What you need to do. Reproduce the text of every record below with "bounding boxes" replaced by "box coordinates" and everything else unchanged. Omit the pictures from your answer.

Material for this task.
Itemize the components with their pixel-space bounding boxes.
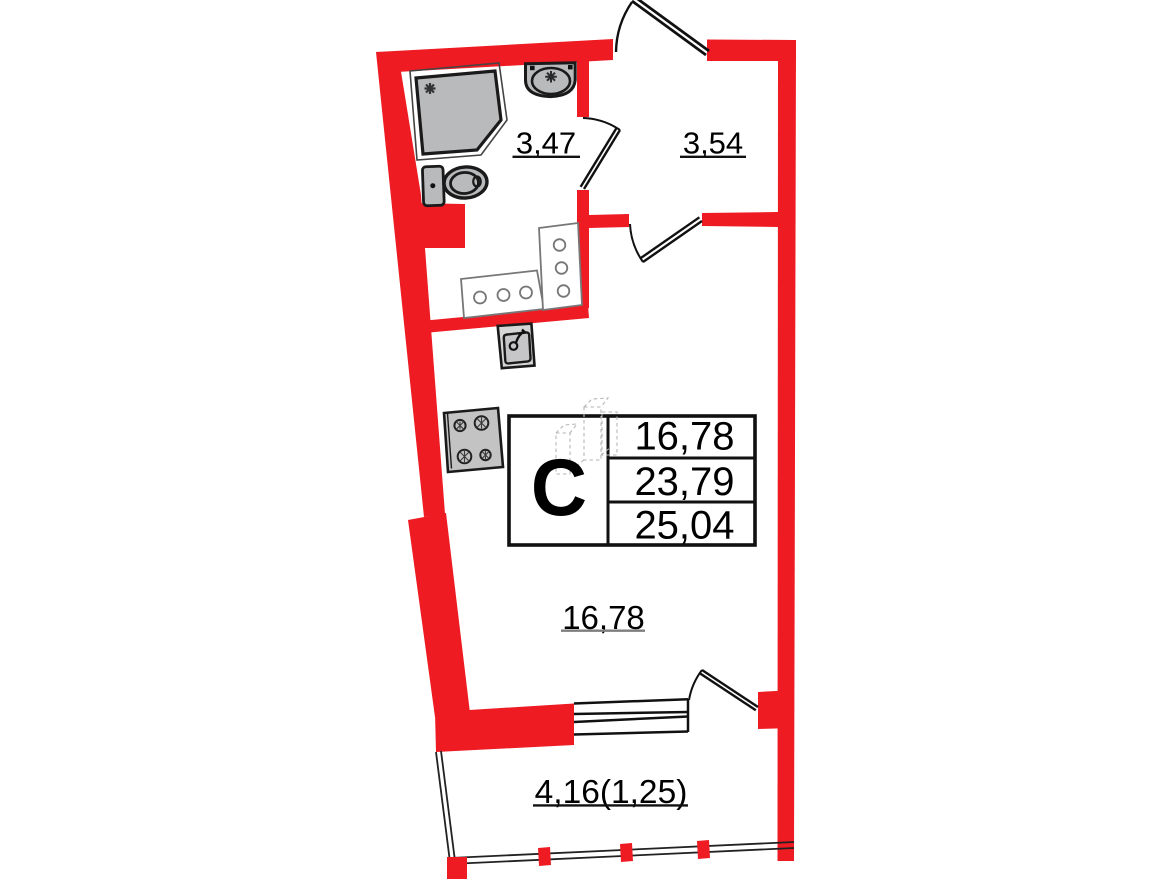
svg-text:16,78: 16,78 (634, 415, 734, 459)
svg-text:23,79: 23,79 (634, 460, 734, 504)
svg-text:C: C (531, 442, 587, 533)
svg-text:3,47: 3,47 (516, 126, 576, 161)
svg-text:3,54: 3,54 (683, 126, 743, 161)
svg-text:25,04: 25,04 (634, 504, 734, 548)
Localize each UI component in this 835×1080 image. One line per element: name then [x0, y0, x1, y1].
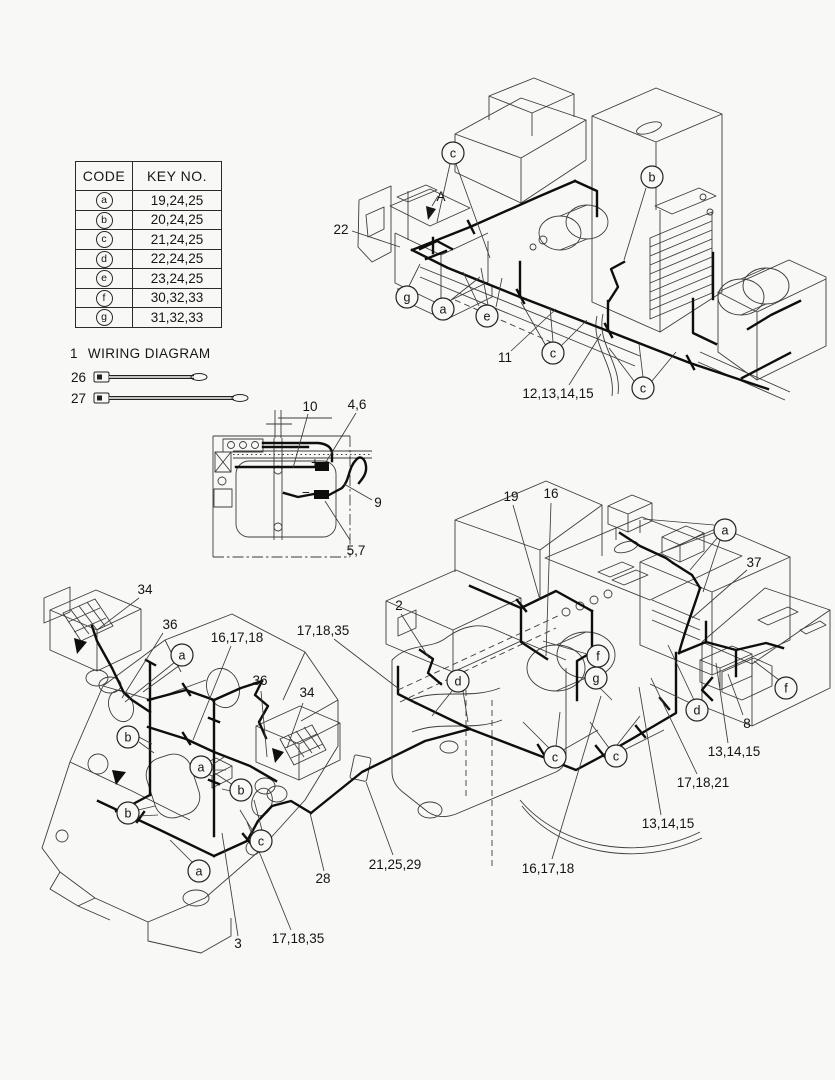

Exercise response.
Itemize the components with their pixel-space box coordinates.
svg-text:16,78: 16,78 (634, 415, 734, 459)
svg-text:23,79: 23,79 (634, 460, 734, 504)
svg-text:C: C (531, 442, 587, 533)
svg-text:3,47: 3,47 (516, 126, 576, 161)
svg-text:3,54: 3,54 (683, 126, 743, 161)
svg-text:25,04: 25,04 (634, 504, 734, 548)
Localize each UI component in this 835×1080 image. One line per element: name then [x0, y0, x1, y1].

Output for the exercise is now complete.